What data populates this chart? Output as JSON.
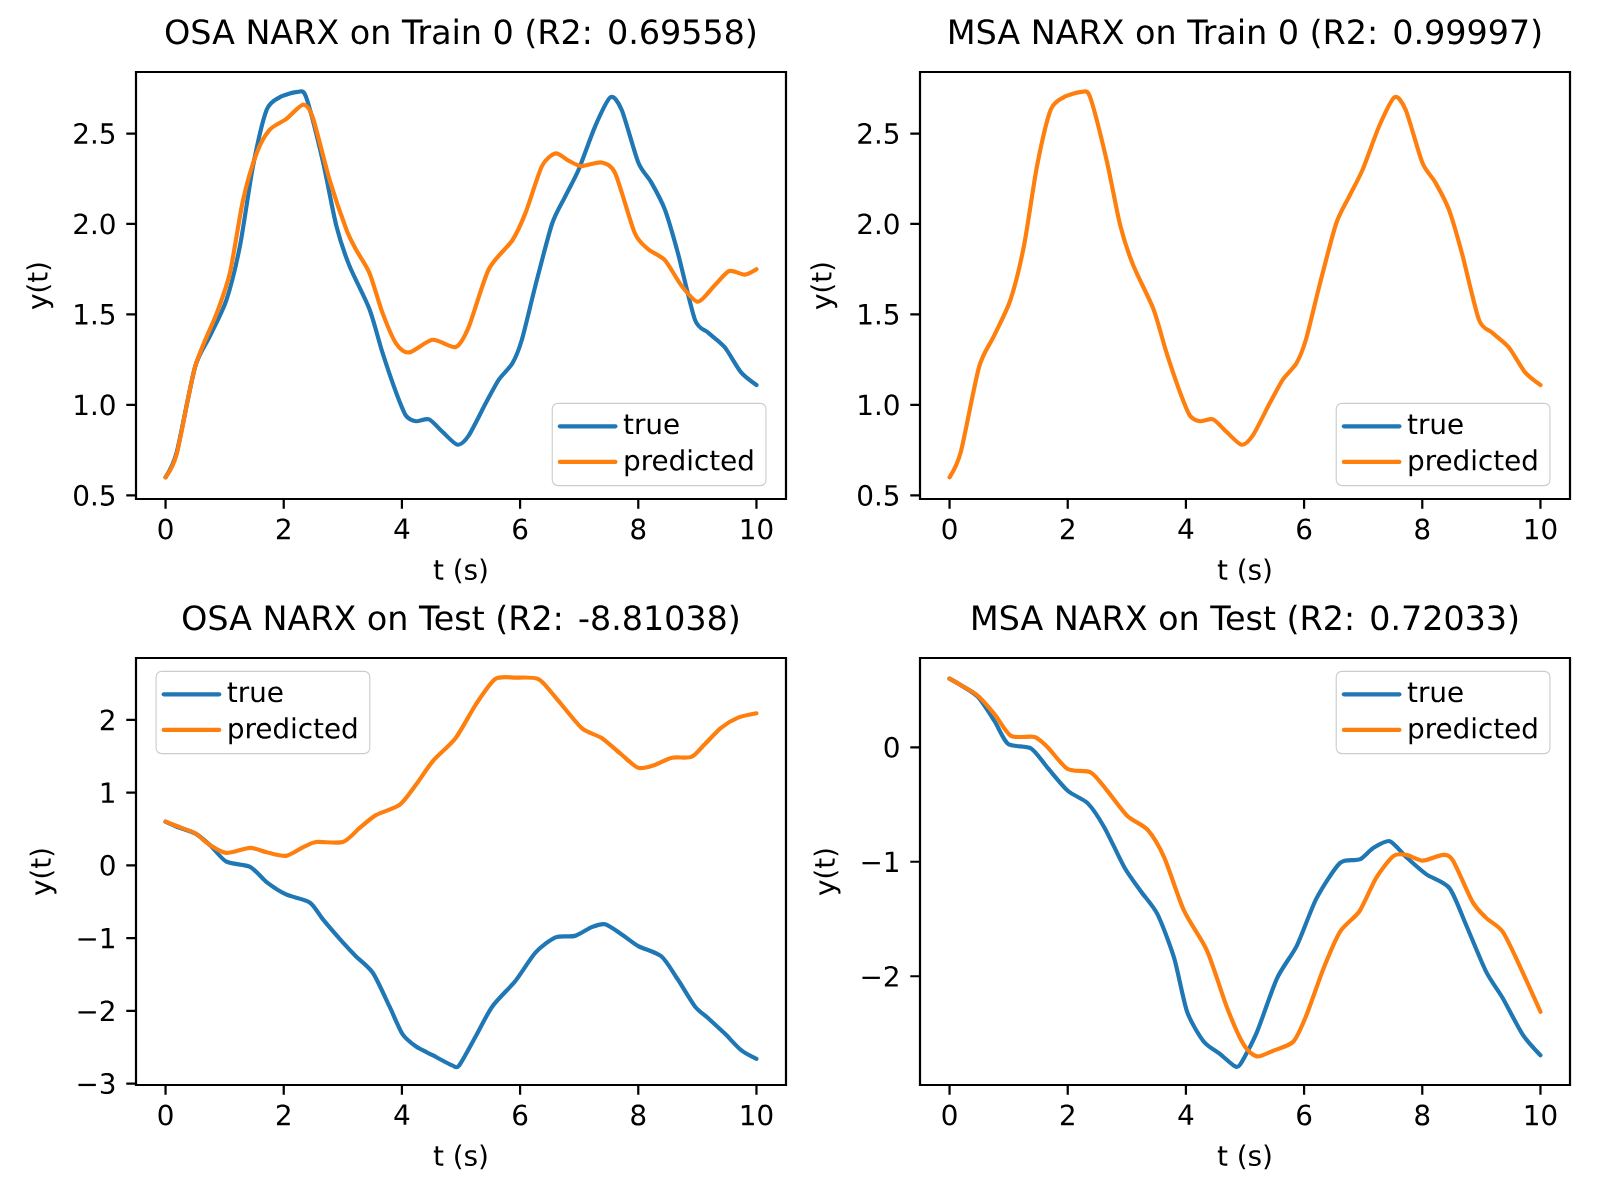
{
  "chart_data": [
    {
      "type": "line",
      "title": "OSA NARX on Train 0 (R2: 0.69558)",
      "xlabel": "t (s)",
      "ylabel": "y(t)",
      "xlim": [
        -0.5,
        10.5
      ],
      "ylim": [
        0.48,
        2.84
      ],
      "xticks": [
        0,
        2,
        4,
        6,
        8,
        10
      ],
      "yticks": [
        0.5,
        {
          "value": 1,
          "label": "1.0"
        },
        1.5,
        {
          "value": 2,
          "label": "2.0"
        },
        2.5
      ],
      "legend": "bottom right",
      "series": [
        {
          "name": "true",
          "color": "#1f77b4",
          "x": [
            0,
            0.19,
            0.5,
            0.75,
            1.03,
            1.26,
            1.48,
            1.71,
            1.93,
            2.24,
            2.38,
            2.66,
            2.89,
            3.11,
            3.45,
            3.67,
            3.9,
            4.07,
            4.24,
            4.46,
            4.69,
            4.94,
            5.13,
            5.42,
            5.64,
            5.87,
            6.03,
            6.26,
            6.54,
            6.76,
            6.99,
            7.27,
            7.53,
            7.72,
            8.0,
            8.22,
            8.45,
            8.67,
            8.96,
            9.18,
            9.46,
            9.74,
            10
          ],
          "values": [
            0.6,
            0.74,
            1.21,
            1.38,
            1.58,
            1.88,
            2.32,
            2.63,
            2.7,
            2.73,
            2.7,
            2.35,
            1.99,
            1.77,
            1.53,
            1.29,
            1.07,
            0.94,
            0.91,
            0.92,
            0.85,
            0.78,
            0.83,
            1.01,
            1.14,
            1.23,
            1.36,
            1.66,
            2.0,
            2.15,
            2.3,
            2.54,
            2.7,
            2.63,
            2.34,
            2.23,
            2.08,
            1.84,
            1.47,
            1.4,
            1.32,
            1.18,
            1.11
          ]
        },
        {
          "name": "predicted",
          "color": "#ff7f0e",
          "x": [
            0,
            0.19,
            0.5,
            0.87,
            1.09,
            1.31,
            1.54,
            1.76,
            2.04,
            2.33,
            2.49,
            2.78,
            3.06,
            3.22,
            3.45,
            3.67,
            3.9,
            4.12,
            4.52,
            4.91,
            5.13,
            5.47,
            5.87,
            6.09,
            6.37,
            6.6,
            6.82,
            7.04,
            7.38,
            7.61,
            7.94,
            8.17,
            8.45,
            8.73,
            9.01,
            9.29,
            9.54,
            9.8,
            10
          ],
          "values": [
            0.6,
            0.73,
            1.21,
            1.51,
            1.73,
            2.13,
            2.39,
            2.52,
            2.58,
            2.66,
            2.59,
            2.24,
            1.97,
            1.86,
            1.73,
            1.51,
            1.34,
            1.29,
            1.36,
            1.32,
            1.43,
            1.75,
            1.91,
            2.06,
            2.32,
            2.39,
            2.35,
            2.32,
            2.34,
            2.28,
            1.95,
            1.86,
            1.8,
            1.66,
            1.57,
            1.66,
            1.74,
            1.72,
            1.75
          ]
        }
      ]
    },
    {
      "type": "line",
      "title": "MSA NARX on Train 0 (R2: 0.99997)",
      "xlabel": "t (s)",
      "ylabel": "y(t)",
      "xlim": [
        -0.5,
        10.5
      ],
      "ylim": [
        0.48,
        2.84
      ],
      "xticks": [
        0,
        2,
        4,
        6,
        8,
        10
      ],
      "yticks": [
        0.5,
        {
          "value": 1,
          "label": "1.0"
        },
        1.5,
        {
          "value": 2,
          "label": "2.0"
        },
        2.5
      ],
      "legend": "bottom right",
      "series": [
        {
          "name": "true",
          "color": "#1f77b4"
        },
        {
          "name": "predicted",
          "color": "#ff7f0e",
          "x": [
            0,
            0.19,
            0.5,
            0.75,
            1.03,
            1.26,
            1.48,
            1.71,
            1.93,
            2.24,
            2.38,
            2.66,
            2.89,
            3.11,
            3.45,
            3.67,
            3.9,
            4.07,
            4.24,
            4.46,
            4.69,
            4.94,
            5.13,
            5.42,
            5.64,
            5.87,
            6.03,
            6.26,
            6.54,
            6.76,
            6.99,
            7.27,
            7.53,
            7.72,
            8.0,
            8.22,
            8.45,
            8.67,
            8.96,
            9.18,
            9.46,
            9.74,
            10
          ],
          "values": [
            0.6,
            0.74,
            1.21,
            1.38,
            1.58,
            1.88,
            2.32,
            2.63,
            2.7,
            2.73,
            2.7,
            2.35,
            1.99,
            1.77,
            1.53,
            1.29,
            1.07,
            0.94,
            0.91,
            0.92,
            0.85,
            0.78,
            0.83,
            1.01,
            1.14,
            1.23,
            1.36,
            1.66,
            2.0,
            2.15,
            2.3,
            2.54,
            2.7,
            2.63,
            2.34,
            2.23,
            2.08,
            1.84,
            1.47,
            1.4,
            1.32,
            1.18,
            1.11
          ]
        }
      ]
    },
    {
      "type": "line",
      "title": "OSA NARX on Test (R2: -8.81038)",
      "xlabel": "t (s)",
      "ylabel": "y(t)",
      "xlim": [
        -0.5,
        10.5
      ],
      "ylim": [
        -3.02,
        2.85
      ],
      "xticks": [
        0,
        2,
        4,
        6,
        8,
        10
      ],
      "yticks": [
        {
          "value": -3,
          "label": "−3"
        },
        {
          "value": -2,
          "label": "−2"
        },
        {
          "value": -1,
          "label": "−1"
        },
        0,
        1,
        2
      ],
      "legend": "top left",
      "series": [
        {
          "name": "true",
          "color": "#1f77b4",
          "x": [
            0,
            0.19,
            0.5,
            0.75,
            1.03,
            1.43,
            1.71,
            2.04,
            2.44,
            2.66,
            3.0,
            3.22,
            3.51,
            3.79,
            4.01,
            4.24,
            4.52,
            4.85,
            4.97,
            5.25,
            5.53,
            5.92,
            6.26,
            6.6,
            6.93,
            7.21,
            7.44,
            7.72,
            8.0,
            8.39,
            8.67,
            8.96,
            9.18,
            9.46,
            9.74,
            10
          ],
          "values": [
            0.6,
            0.53,
            0.44,
            0.28,
            0.05,
            -0.02,
            -0.23,
            -0.4,
            -0.51,
            -0.74,
            -1.06,
            -1.25,
            -1.48,
            -1.94,
            -2.32,
            -2.49,
            -2.61,
            -2.75,
            -2.75,
            -2.35,
            -1.94,
            -1.59,
            -1.2,
            -0.99,
            -0.97,
            -0.85,
            -0.81,
            -0.95,
            -1.11,
            -1.25,
            -1.57,
            -1.94,
            -2.1,
            -2.31,
            -2.54,
            -2.66
          ]
        },
        {
          "name": "predicted",
          "color": "#ff7f0e",
          "x": [
            0,
            0.19,
            0.5,
            0.75,
            1.03,
            1.43,
            1.71,
            2.04,
            2.33,
            2.55,
            3.0,
            3.28,
            3.56,
            3.96,
            4.24,
            4.52,
            4.91,
            5.25,
            5.58,
            5.92,
            6.31,
            6.6,
            7.04,
            7.38,
            7.72,
            8.0,
            8.28,
            8.57,
            8.9,
            9.12,
            9.4,
            9.69,
            10
          ],
          "values": [
            0.6,
            0.54,
            0.44,
            0.28,
            0.17,
            0.24,
            0.18,
            0.13,
            0.25,
            0.32,
            0.32,
            0.51,
            0.69,
            0.83,
            1.11,
            1.43,
            1.75,
            2.21,
            2.56,
            2.58,
            2.56,
            2.31,
            1.89,
            1.75,
            1.52,
            1.34,
            1.38,
            1.48,
            1.49,
            1.66,
            1.89,
            2.03,
            2.09
          ]
        }
      ]
    },
    {
      "type": "line",
      "title": "MSA NARX on Test (R2: 0.72033)",
      "xlabel": "t (s)",
      "ylabel": "y(t)",
      "xlim": [
        -0.5,
        10.5
      ],
      "ylim": [
        -2.95,
        0.78
      ],
      "xticks": [
        0,
        2,
        4,
        6,
        8,
        10
      ],
      "yticks": [
        {
          "value": -2,
          "label": "−2"
        },
        {
          "value": -1,
          "label": "−1"
        },
        0
      ],
      "legend": "top right",
      "series": [
        {
          "name": "true",
          "color": "#1f77b4",
          "x": [
            0,
            0.2,
            0.48,
            0.76,
            0.99,
            1.38,
            1.66,
            2.0,
            2.34,
            2.62,
            2.96,
            3.24,
            3.52,
            3.8,
            4.02,
            4.3,
            4.58,
            4.81,
            4.92,
            5.2,
            5.54,
            5.88,
            6.21,
            6.61,
            6.94,
            7.17,
            7.45,
            7.73,
            8.07,
            8.46,
            8.74,
            9.08,
            9.36,
            9.7,
            10
          ],
          "values": [
            0.6,
            0.54,
            0.44,
            0.23,
            0.03,
            -0.01,
            -0.18,
            -0.38,
            -0.49,
            -0.7,
            -1.05,
            -1.26,
            -1.46,
            -1.84,
            -2.31,
            -2.57,
            -2.68,
            -2.78,
            -2.77,
            -2.49,
            -2.02,
            -1.73,
            -1.32,
            -1.01,
            -0.98,
            -0.88,
            -0.82,
            -0.96,
            -1.11,
            -1.23,
            -1.55,
            -1.96,
            -2.19,
            -2.51,
            -2.69
          ]
        },
        {
          "name": "predicted",
          "color": "#ff7f0e",
          "x": [
            0,
            0.2,
            0.48,
            0.76,
            1.04,
            1.44,
            1.66,
            2.0,
            2.39,
            2.67,
            3.01,
            3.35,
            3.63,
            3.97,
            4.36,
            4.7,
            4.98,
            5.2,
            5.48,
            5.82,
            6.04,
            6.33,
            6.61,
            6.94,
            7.22,
            7.51,
            7.73,
            8.01,
            8.35,
            8.52,
            8.85,
            9.08,
            9.36,
            9.64,
            10
          ],
          "values": [
            0.6,
            0.54,
            0.45,
            0.29,
            0.1,
            0.09,
            0.0,
            -0.19,
            -0.22,
            -0.38,
            -0.6,
            -0.72,
            -0.96,
            -1.43,
            -1.78,
            -2.28,
            -2.6,
            -2.7,
            -2.65,
            -2.57,
            -2.34,
            -1.93,
            -1.61,
            -1.43,
            -1.14,
            -0.95,
            -0.94,
            -0.99,
            -0.94,
            -0.99,
            -1.35,
            -1.49,
            -1.61,
            -1.9,
            -2.31
          ]
        }
      ]
    }
  ]
}
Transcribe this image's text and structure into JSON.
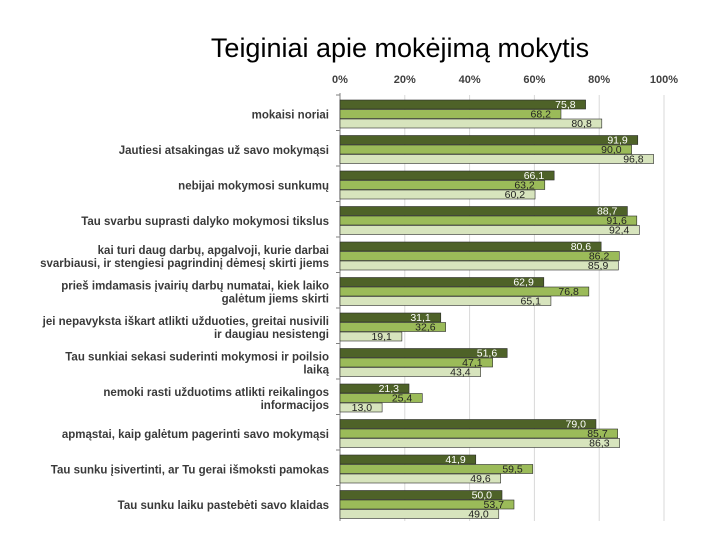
{
  "page_title": "Teiginiai apie mokėjimą mokytis",
  "chart_data": {
    "type": "bar",
    "orientation": "horizontal",
    "title": "Teiginiai apie mokėjimą mokytis",
    "xlim": [
      0,
      100
    ],
    "x_ticks": [
      "0%",
      "20%",
      "40%",
      "60%",
      "80%",
      "100%"
    ],
    "grid": true,
    "legend": "none",
    "colors": [
      "#4e6228",
      "#9bbb59",
      "#d7e4bd"
    ],
    "categories": [
      [
        "mokaisi noriai"
      ],
      [
        "Jautiesi atsakingas už savo mokymąsi"
      ],
      [
        "nebijai mokymosi sunkumų"
      ],
      [
        "Tau svarbu suprasti dalyko mokymosi tikslus"
      ],
      [
        "kai turi daug darbų, apgalvoji, kurie darbai",
        "svarbiausi, ir stengiesi pagrindinį dėmesį skirti jiems"
      ],
      [
        "prieš imdamasis įvairių darbų numatai, kiek laiko",
        "galėtum jiems skirti"
      ],
      [
        "jei nepavyksta iškart atlikti užduoties, greitai nusivili",
        "ir daugiau nesistengi"
      ],
      [
        "Tau sunkiai sekasi suderinti mokymosi ir poilsio",
        "laiką"
      ],
      [
        "nemoki rasti užduotims atlikti reikalingos",
        "informacijos"
      ],
      [
        "apmąstai, kaip galėtum pagerinti savo mokymąsi"
      ],
      [
        "Tau sunku įsivertinti, ar Tu gerai išmoksti pamokas"
      ],
      [
        "Tau sunku laiku pastebėti savo klaidas"
      ]
    ],
    "series": [
      {
        "values": [
          75.8,
          91.9,
          66.1,
          88.7,
          80.6,
          62.9,
          31.1,
          51.6,
          21.3,
          79.0,
          41.9,
          50.0
        ],
        "labels": [
          "75,8",
          "91,9",
          "66,1",
          "88,7",
          "80,6",
          "62,9",
          "31,1",
          "51,6",
          "21,3",
          "79,0",
          "41,9",
          "50,0"
        ]
      },
      {
        "values": [
          68.2,
          90.0,
          63.2,
          91.6,
          86.2,
          76.8,
          32.6,
          47.1,
          25.4,
          85.7,
          59.5,
          53.7
        ],
        "labels": [
          "68,2",
          "90,0",
          "63,2",
          "91,6",
          "86,2",
          "76,8",
          "32,6",
          "47,1",
          "25,4",
          "85,7",
          "59,5",
          "53,7"
        ]
      },
      {
        "values": [
          80.8,
          96.8,
          60.2,
          92.4,
          85.9,
          65.1,
          19.1,
          43.4,
          13.0,
          86.3,
          49.6,
          49.0
        ],
        "labels": [
          "80,8",
          "96,8",
          "60,2",
          "92,4",
          "85,9",
          "65,1",
          "19,1",
          "43,4",
          "13,0",
          "86,3",
          "49,6",
          "49,0"
        ]
      }
    ]
  }
}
..............................
Copy every line above that includes the string "darbų".

        "kai turi daug darbų, apgalvoji, kurie darbai",
        "prieš imdamasis įvairių darbų numatai, kiek laiko",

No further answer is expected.